Would you return all of this data exactly, leaving nothing out?

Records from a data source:
##########

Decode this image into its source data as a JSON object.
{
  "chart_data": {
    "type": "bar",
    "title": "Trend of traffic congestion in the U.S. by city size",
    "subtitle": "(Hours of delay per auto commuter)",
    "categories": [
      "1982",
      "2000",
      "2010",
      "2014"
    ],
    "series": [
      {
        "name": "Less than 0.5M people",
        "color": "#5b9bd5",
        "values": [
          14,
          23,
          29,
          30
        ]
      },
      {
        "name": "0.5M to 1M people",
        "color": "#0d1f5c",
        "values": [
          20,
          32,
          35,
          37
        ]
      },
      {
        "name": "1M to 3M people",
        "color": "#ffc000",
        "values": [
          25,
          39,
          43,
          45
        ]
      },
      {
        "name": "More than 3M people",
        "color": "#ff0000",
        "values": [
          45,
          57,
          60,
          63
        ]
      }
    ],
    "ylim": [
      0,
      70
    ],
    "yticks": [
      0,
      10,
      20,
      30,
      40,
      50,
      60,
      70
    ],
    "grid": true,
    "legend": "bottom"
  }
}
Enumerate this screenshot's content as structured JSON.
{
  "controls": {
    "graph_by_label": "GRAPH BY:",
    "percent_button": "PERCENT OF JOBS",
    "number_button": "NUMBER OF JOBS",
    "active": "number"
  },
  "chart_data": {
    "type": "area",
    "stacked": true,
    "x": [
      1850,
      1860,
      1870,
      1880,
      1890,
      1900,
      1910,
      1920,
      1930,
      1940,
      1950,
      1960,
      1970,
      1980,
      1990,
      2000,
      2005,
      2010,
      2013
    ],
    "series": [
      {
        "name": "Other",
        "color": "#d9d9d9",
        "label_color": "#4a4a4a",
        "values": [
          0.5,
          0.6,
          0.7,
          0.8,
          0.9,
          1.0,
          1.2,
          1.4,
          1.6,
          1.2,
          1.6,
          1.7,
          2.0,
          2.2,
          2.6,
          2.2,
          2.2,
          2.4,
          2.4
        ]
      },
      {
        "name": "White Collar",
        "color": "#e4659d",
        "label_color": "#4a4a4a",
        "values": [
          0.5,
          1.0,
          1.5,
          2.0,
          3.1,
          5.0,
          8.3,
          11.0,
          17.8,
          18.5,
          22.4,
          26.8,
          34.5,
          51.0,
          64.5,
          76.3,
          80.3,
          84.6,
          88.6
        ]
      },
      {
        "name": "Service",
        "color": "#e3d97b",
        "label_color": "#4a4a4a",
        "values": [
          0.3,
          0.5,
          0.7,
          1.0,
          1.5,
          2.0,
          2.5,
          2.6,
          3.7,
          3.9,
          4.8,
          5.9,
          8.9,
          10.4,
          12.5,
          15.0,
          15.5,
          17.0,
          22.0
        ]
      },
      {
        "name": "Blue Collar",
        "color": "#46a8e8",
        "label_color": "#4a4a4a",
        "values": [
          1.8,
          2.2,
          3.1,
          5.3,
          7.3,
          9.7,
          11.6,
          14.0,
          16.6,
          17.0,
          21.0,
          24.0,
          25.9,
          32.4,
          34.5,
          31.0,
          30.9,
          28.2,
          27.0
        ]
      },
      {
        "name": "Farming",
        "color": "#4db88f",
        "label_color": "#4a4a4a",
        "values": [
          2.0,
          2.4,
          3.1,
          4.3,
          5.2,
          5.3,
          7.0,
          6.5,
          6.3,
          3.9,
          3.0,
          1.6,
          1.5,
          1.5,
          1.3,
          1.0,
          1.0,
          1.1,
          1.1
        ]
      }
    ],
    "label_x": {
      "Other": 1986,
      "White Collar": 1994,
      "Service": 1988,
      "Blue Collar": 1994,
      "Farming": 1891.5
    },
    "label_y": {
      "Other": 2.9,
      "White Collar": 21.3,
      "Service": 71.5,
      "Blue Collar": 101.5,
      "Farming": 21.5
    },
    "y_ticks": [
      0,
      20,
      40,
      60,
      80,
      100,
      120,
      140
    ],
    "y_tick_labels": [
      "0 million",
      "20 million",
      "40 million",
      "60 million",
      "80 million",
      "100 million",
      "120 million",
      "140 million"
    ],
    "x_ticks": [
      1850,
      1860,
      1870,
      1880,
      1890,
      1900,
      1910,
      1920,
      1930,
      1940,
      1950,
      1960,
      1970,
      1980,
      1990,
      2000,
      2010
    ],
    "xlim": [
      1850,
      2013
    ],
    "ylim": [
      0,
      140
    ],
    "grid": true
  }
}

##########

**COMPLETE ANSWER**
Decode this image into its source data as a JSON object.
{
  "chart_data": {
    "type": "bar",
    "title": "Trend of traffic congestion in the U.S. by city size",
    "subtitle": "(Hours of delay per auto commuter)",
    "categories": [
      "1982",
      "2000",
      "2010",
      "2014"
    ],
    "series": [
      {
        "name": "Less than 0.5M people",
        "color": "#5b9bd5",
        "values": [
          14,
          23,
          29,
          30
        ]
      },
      {
        "name": "0.5M to 1M people",
        "color": "#0d1f5c",
        "values": [
          20,
          32,
          35,
          37
        ]
      },
      {
        "name": "1M to 3M people",
        "color": "#ffc000",
        "values": [
          25,
          39,
          43,
          45
        ]
      },
      {
        "name": "More than 3M people",
        "color": "#ff0000",
        "values": [
          45,
          57,
          60,
          63
        ]
      }
    ],
    "ylim": [
      0,
      70
    ],
    "yticks": [
      0,
      10,
      20,
      30,
      40,
      50,
      60,
      70
    ],
    "grid": true,
    "legend": "bottom"
  }
}
Enumerate this screenshot's content as structured JSON.
{
  "controls": {
    "graph_by_label": "GRAPH BY:",
    "percent_button": "PERCENT OF JOBS",
    "number_button": "NUMBER OF JOBS",
    "active": "number"
  },
  "chart_data": {
    "type": "area",
    "stacked": true,
    "x": [
      1850,
      1860,
      1870,
      1880,
      1890,
      1900,
      1910,
      1920,
      1930,
      1940,
      1950,
      1960,
      1970,
      1980,
      1990,
      2000,
      2005,
      2010,
      2013
    ],
    "series": [
      {
        "name": "Other",
        "color": "#d9d9d9",
        "label_color": "#4a4a4a",
        "values": [
          0.5,
          0.6,
          0.7,
          0.8,
          0.9,
          1.0,
          1.2,
          1.4,
          1.6,
          1.2,
          1.6,
          1.7,
          2.0,
          2.2,
          2.6,
          2.2,
          2.2,
          2.4,
          2.4
        ]
      },
      {
        "name": "White Collar",
        "color": "#e4659d",
        "label_color": "#4a4a4a",
        "values": [
          0.5,
          1.0,
          1.5,
          2.0,
          3.1,
          5.0,
          8.3,
          11.0,
          17.8,
          18.5,
          22.4,
          26.8,
          34.5,
          51.0,
          64.5,
          76.3,
          80.3,
          84.6,
          88.6
        ]
      },
      {
        "name": "Service",
        "color": "#e3d97b",
        "label_color": "#4a4a4a",
        "values": [
          0.3,
          0.5,
          0.7,
          1.0,
          1.5,
          2.0,
          2.5,
          2.6,
          3.7,
          3.9,
          4.8,
          5.9,
          8.9,
          10.4,
          12.5,
          15.0,
          15.5,
          17.0,
          22.0
        ]
      },
      {
        "name": "Blue Collar",
        "color": "#46a8e8",
        "label_color": "#4a4a4a",
        "values": [
          1.8,
          2.2,
          3.1,
          5.3,
          7.3,
          9.7,
          11.6,
          14.0,
          16.6,
          17.0,
          21.0,
          24.0,
          25.9,
          32.4,
          34.5,
          31.0,
          30.9,
          28.2,
          27.0
        ]
      },
      {
        "name": "Farming",
        "color": "#4db88f",
        "label_color": "#4a4a4a",
        "values": [
          2.0,
          2.4,
          3.1,
          4.3,
          5.2,
          5.3,
          7.0,
          6.5,
          6.3,
          3.9,
          3.0,
          1.6,
          1.5,
          1.5,
          1.3,
          1.0,
          1.0,
          1.1,
          1.1
        ]
      }
    ],
    "label_x": {
      "Other": 1986,
      "White Collar": 1994,
      "Service": 1988,
      "Blue Collar": 1994,
      "Farming": 1891.5
    },
    "label_y": {
      "Other": 2.9,
      "White Collar": 21.3,
      "Service": 71.5,
      "Blue Collar": 101.5,
      "Farming": 21.5
    },
    "y_ticks": [
      0,
      20,
      40,
      60,
      80,
      100,
      120,
      140
    ],
    "y_tick_labels": [
      "0 million",
      "20 million",
      "40 million",
      "60 million",
      "80 million",
      "100 million",
      "120 million",
      "140 million"
    ],
    "x_ticks": [
      1850,
      1860,
      1870,
      1880,
      1890,
      1900,
      1910,
      1920,
      1930,
      1940,
      1950,
      1960,
      1970,
      1980,
      1990,
      2000,
      2010
    ],
    "xlim": [
      1850,
      2013
    ],
    "ylim": [
      0,
      140
    ],
    "grid": true
  }
}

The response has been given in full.